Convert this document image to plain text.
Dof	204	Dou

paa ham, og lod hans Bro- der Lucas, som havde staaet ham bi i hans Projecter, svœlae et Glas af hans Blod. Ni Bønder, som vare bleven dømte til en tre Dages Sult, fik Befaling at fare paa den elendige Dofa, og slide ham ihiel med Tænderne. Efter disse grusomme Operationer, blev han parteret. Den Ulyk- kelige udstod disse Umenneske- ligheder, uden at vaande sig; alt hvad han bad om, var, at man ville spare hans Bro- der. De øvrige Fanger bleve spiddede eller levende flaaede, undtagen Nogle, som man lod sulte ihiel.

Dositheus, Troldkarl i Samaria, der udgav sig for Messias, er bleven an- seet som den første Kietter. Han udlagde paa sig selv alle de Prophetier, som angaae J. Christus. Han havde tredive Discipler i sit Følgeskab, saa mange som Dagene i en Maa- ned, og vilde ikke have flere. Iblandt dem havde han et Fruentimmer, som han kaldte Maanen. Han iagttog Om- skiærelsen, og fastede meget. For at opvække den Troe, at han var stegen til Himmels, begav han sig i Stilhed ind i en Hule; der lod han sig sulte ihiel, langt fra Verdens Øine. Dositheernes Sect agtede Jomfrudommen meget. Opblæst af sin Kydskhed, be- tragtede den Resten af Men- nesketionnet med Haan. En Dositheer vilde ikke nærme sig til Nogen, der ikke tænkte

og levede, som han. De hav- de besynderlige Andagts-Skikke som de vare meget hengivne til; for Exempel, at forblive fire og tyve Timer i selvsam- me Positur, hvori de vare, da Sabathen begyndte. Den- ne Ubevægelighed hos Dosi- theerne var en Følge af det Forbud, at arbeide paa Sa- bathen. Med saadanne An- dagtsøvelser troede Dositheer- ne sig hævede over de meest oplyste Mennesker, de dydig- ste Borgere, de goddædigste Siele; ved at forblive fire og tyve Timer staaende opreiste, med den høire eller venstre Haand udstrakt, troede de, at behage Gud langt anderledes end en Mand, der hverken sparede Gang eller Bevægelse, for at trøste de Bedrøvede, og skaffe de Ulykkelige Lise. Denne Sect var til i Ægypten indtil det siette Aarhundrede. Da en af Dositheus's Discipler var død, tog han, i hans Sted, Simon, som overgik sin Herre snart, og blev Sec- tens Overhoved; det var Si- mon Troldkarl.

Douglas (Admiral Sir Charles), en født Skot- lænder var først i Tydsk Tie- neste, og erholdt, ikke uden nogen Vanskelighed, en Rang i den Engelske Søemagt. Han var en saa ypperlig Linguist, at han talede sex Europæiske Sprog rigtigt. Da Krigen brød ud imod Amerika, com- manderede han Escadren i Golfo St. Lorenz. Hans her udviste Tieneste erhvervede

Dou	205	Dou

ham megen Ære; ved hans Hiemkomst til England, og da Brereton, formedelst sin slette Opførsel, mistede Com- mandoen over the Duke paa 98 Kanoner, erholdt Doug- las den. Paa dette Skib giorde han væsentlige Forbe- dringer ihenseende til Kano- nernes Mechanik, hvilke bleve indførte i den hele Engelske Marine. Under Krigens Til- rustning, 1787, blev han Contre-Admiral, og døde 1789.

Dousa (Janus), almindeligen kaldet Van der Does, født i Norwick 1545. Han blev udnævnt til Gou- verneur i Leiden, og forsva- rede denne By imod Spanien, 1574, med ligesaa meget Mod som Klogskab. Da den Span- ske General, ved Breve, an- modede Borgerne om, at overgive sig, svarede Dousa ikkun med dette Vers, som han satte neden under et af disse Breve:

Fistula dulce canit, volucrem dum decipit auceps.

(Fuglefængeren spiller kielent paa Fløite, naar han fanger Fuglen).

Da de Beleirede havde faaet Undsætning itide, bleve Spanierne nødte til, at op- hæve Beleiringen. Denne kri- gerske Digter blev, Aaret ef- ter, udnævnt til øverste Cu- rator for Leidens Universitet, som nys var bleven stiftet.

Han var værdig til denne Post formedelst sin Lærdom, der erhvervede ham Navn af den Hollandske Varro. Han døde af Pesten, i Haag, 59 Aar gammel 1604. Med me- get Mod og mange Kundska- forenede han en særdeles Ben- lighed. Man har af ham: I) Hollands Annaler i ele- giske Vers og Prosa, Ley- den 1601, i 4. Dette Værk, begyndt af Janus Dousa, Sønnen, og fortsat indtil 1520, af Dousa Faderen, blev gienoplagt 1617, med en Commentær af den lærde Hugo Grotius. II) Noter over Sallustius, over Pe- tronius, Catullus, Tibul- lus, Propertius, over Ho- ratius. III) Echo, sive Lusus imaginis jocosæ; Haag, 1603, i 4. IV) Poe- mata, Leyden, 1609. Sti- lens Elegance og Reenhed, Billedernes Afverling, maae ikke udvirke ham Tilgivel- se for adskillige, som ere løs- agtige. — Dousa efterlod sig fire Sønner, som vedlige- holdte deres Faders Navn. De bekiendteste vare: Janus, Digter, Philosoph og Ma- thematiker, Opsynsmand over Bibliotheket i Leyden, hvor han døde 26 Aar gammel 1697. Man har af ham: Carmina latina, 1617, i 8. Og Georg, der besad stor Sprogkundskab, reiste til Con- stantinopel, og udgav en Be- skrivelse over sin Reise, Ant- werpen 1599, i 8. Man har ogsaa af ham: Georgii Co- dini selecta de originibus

> **Stated task**
Gather each line in these records that contains the string "udnævnt".

> **Full answer**
Dousa (Janus), almindeligen kaldet Van der Does, født i Norwick 1545. Han blev udnævnt til Gou- verneur i Leiden, og forsva- rede denne By imod Spanien, 1574, med ligesaa meget Mod som Klogskab. Da den Span- ske General, ved Breve, an- modede Borgerne om, at overgive sig, svarede Dousa ikkun med dette Vers, som han satte neden under et af disse Breve:
Da de Beleirede havde faaet Undsætning itide, bleve Spanierne nødte til, at op- hæve Beleiringen. Denne kri- gerske Digter blev, Aaret ef- ter, udnævnt til øverste Cu- rator for Leidens Universitet, som nys var bleven stiftet.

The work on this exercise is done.